§ Aufgabe A
Zähle alle Bezeichnungen auf, die der Seitenauszug über Natalia Hoffmann-Demsing im Satz beginnend mit „Sie ist ausgebildeter“ für sie nennt.

§ Seitenauszug
Natalia Hoffmann-Demsing ist HR-Mentorin, selbständige Business Coach und liebt Menschen. Ihre Mission ist es, die Mitarbeiterzufriedenheit in Unternehmen zu steigern und die Fluktuation zu reduzieren. Strukturiert, Schritt für Schritt. Sie geht dabei in die Tiefe, arbeitet die pain-points heraus und unterstützt Unternehmen dabei ihren ganz individuellen Weg zu einer begeisterten Belegschaft zu gehen.

Sie arbeitet seit vielen Jahren mit Unternehmen unterschiedlichster Branchen, wie Industrie, Telekommunikation und das Finanzwesen. Sie ist ausgebildeter systemischer Business-Coach, lizensierte MBTI-Trainerin, Trainerin (IHK), Agile Coach und Fachbuchautorin (Haufe und ManagerSeminare).

§ Dateneinträge
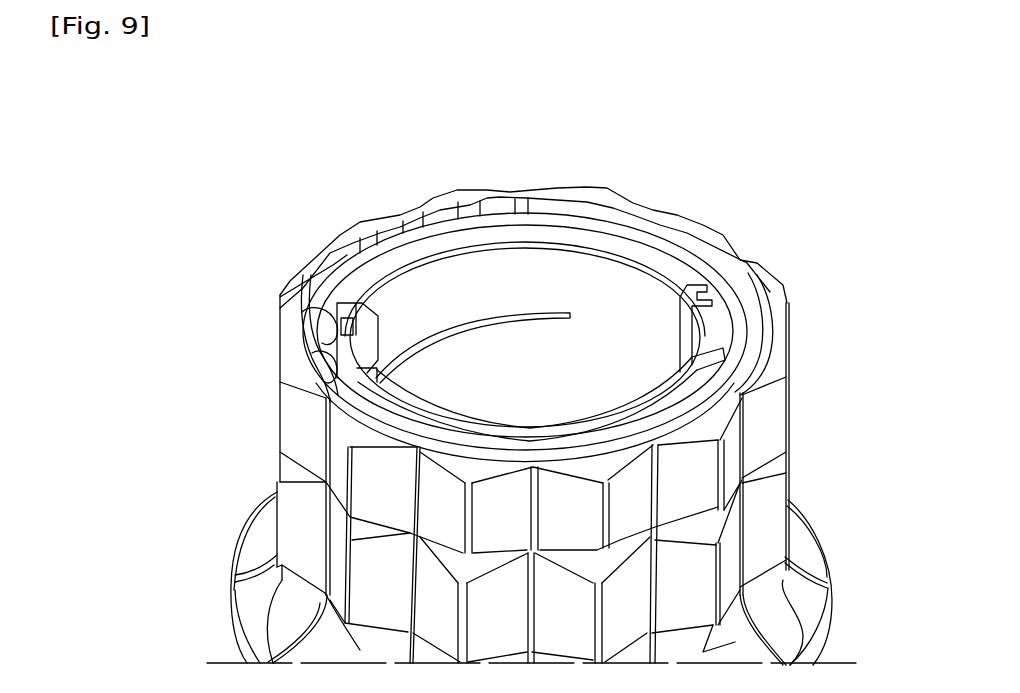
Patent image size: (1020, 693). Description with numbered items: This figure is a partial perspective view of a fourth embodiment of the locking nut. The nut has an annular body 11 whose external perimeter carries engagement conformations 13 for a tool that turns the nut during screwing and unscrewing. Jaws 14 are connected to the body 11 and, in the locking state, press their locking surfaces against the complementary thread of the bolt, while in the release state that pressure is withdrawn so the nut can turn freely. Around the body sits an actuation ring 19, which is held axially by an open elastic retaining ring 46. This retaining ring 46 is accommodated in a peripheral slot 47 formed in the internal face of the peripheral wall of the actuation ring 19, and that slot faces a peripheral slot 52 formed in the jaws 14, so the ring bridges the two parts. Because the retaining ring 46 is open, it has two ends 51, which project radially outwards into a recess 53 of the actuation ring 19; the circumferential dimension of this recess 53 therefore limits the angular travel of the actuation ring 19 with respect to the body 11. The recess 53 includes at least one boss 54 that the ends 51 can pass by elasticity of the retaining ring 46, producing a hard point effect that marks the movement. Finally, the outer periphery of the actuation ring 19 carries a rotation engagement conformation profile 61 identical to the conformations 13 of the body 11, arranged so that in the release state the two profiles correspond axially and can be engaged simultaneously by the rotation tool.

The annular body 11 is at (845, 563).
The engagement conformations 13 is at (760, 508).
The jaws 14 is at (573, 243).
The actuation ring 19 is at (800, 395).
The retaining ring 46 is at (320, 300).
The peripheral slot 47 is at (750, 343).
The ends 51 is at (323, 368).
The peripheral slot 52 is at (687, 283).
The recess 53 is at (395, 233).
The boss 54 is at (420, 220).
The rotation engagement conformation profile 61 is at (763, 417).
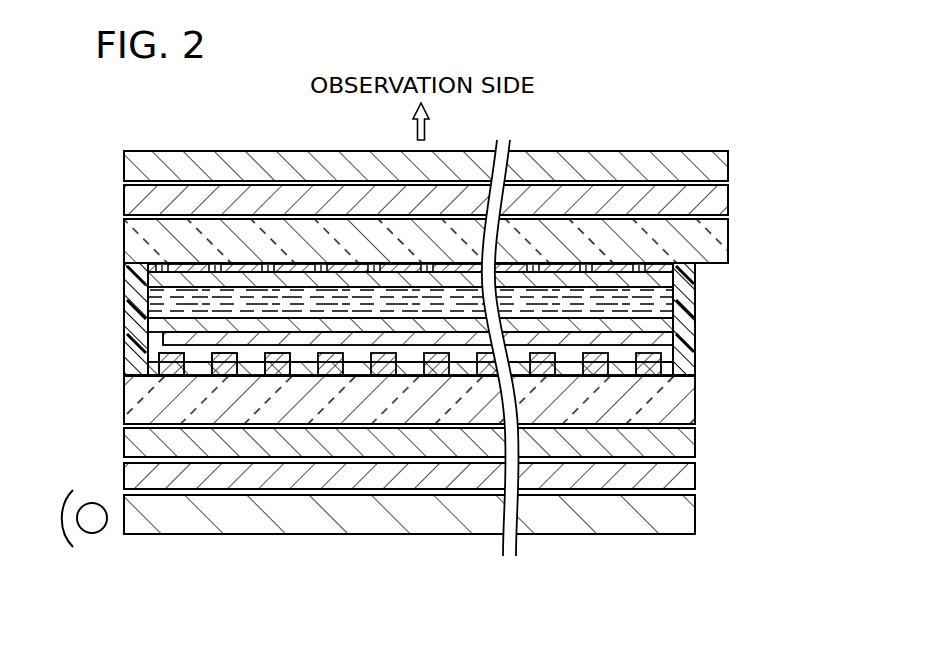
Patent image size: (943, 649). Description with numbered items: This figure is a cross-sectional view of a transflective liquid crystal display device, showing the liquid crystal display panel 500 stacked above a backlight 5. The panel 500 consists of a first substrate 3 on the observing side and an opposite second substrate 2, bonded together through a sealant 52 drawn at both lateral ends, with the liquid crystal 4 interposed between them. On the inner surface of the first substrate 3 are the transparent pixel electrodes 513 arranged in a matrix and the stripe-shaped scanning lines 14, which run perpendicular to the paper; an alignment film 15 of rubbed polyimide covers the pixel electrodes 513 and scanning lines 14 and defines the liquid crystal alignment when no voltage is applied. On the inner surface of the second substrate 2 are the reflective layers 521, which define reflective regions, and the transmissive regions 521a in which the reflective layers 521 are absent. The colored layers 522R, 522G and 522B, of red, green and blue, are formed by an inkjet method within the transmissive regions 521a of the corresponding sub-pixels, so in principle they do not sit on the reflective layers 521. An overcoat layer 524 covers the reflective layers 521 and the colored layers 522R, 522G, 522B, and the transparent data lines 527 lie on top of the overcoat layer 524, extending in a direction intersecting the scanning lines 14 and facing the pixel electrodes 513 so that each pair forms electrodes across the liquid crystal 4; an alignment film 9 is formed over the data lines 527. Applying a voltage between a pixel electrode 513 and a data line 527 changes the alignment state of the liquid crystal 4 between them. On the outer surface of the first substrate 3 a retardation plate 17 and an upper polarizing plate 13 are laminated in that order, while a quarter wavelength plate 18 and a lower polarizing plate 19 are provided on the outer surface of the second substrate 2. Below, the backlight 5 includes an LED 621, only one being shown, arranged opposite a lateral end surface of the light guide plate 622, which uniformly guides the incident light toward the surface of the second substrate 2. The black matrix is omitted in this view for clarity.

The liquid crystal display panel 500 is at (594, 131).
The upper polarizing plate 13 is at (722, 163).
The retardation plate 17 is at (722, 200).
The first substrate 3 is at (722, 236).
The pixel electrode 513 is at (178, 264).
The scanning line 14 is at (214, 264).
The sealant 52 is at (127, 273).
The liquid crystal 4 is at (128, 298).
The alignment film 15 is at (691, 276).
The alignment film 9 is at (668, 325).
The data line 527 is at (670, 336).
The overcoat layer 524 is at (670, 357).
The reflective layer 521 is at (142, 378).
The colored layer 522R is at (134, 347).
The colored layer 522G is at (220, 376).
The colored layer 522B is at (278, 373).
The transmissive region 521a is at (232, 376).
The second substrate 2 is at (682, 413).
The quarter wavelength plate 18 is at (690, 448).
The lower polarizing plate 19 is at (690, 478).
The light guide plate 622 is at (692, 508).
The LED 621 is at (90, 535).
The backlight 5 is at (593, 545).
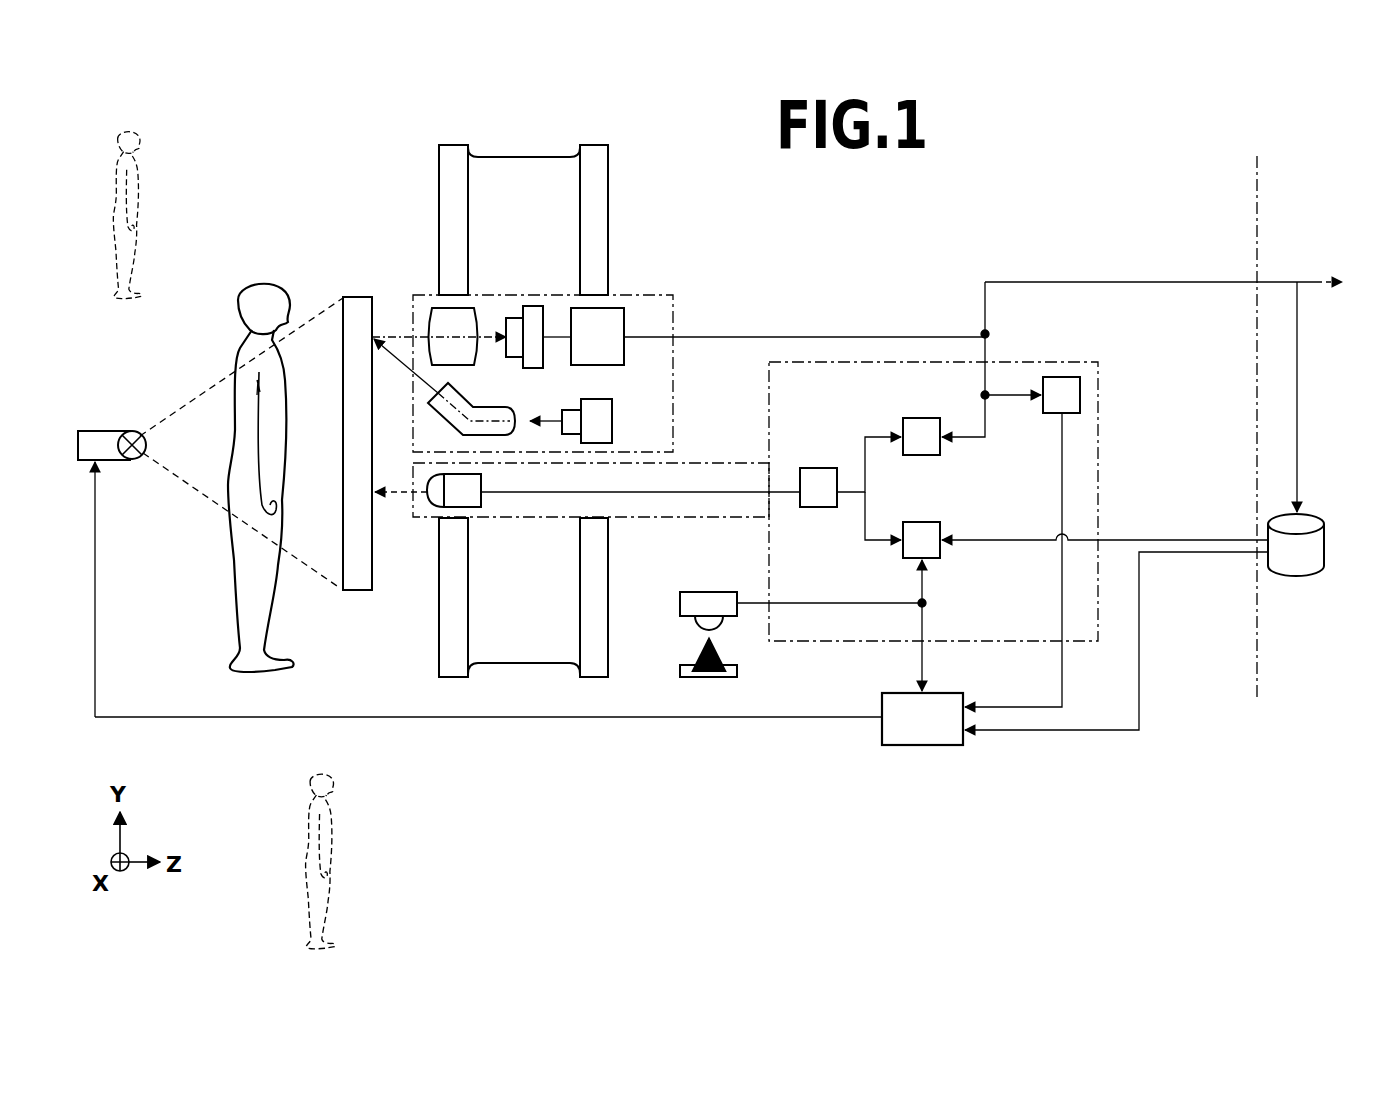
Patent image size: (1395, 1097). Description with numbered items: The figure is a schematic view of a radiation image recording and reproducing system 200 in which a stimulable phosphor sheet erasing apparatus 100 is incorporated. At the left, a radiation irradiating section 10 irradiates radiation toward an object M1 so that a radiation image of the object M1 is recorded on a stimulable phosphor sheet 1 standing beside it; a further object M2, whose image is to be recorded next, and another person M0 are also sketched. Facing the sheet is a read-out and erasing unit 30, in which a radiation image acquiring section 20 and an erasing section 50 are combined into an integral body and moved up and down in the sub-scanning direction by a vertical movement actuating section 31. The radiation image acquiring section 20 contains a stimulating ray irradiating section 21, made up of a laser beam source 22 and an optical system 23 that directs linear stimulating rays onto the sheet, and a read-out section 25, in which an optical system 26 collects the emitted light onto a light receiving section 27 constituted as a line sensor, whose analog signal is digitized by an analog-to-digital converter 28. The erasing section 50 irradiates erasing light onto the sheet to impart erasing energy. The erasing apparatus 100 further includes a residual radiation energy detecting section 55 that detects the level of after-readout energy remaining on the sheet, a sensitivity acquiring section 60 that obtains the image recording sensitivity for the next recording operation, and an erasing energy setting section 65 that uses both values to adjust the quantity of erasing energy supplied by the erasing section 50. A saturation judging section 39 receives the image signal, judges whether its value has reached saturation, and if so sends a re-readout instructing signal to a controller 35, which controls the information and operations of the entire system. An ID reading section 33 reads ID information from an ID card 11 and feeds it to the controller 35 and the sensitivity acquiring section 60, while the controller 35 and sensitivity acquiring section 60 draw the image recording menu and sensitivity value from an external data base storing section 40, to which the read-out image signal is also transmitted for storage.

§ Aufgabe B
Tausche in der Auflistung „locking nut“ gegen „lock nut“ und gib die Zeilen vom Anfang der Auflistung bis einschließlich der Zeile mit „The boss 54 is at (420, 220).“ sonst unverändert wieder. Lass die Bilder dabei weg.

§ Antwort A
- systemischer Business-Coach
- lizensierte MBTI-Trainerin
- Trainerin (IHK)
- Agile Coach
- Fachbuchautorin (Haufe und ManagerSeminare)

§ Antwort B
Patent image size: (1020, 693). Description with numbered items: This figure is a partial perspective view of a fourth embodiment of the lock nut. The nut has an annular body 11 whose external perimeter carries engagement conformations 13 for a tool that turns the nut during screwing and unscrewing. Jaws 14 are connected to the body 11 and, in the locking state, press their locking surfaces against the complementary thread of the bolt, while in the release state that pressure is withdrawn so the nut can turn freely. Around the body sits an actuation ring 19, which is held axially by an open elastic retaining ring 46. This retaining ring 46 is accommodated in a peripheral slot 47 formed in the internal face of the peripheral wall of the actuation ring 19, and that slot faces a peripheral slot 52 formed in the jaws 14, so the ring bridges the two parts. Because the retaining ring 46 is open, it has two ends 51, which project radially outwards into a recess 53 of the actuation ring 19; the circumferential dimension of this recess 53 therefore limits the angular travel of the actuation ring 19 with respect to the body 11. The recess 53 includes at least one boss 54 that the ends 51 can pass by elasticity of the retaining ring 46, producing a hard point effect that marks the movement. Finally, the outer periphery of the actuation ring 19 carries a rotation engagement conformation profile 61 identical to the conformations 13 of the body 11, arranged so that in the release state the two profiles correspond axially and can be engaged simultaneously by the rotation tool.

The annular body 11 is at (845, 563).
The engagement conformations 13 is at (760, 508).
The jaws 14 is at (573, 243).
The actuation ring 19 is at (800, 395).
The retaining ring 46 is at (320, 300).
The peripheral slot 47 is at (750, 343).
The ends 51 is at (323, 368).
The peripheral slot 52 is at (687, 283).
The recess 53 is at (395, 233).
The boss 54 is at (420, 220).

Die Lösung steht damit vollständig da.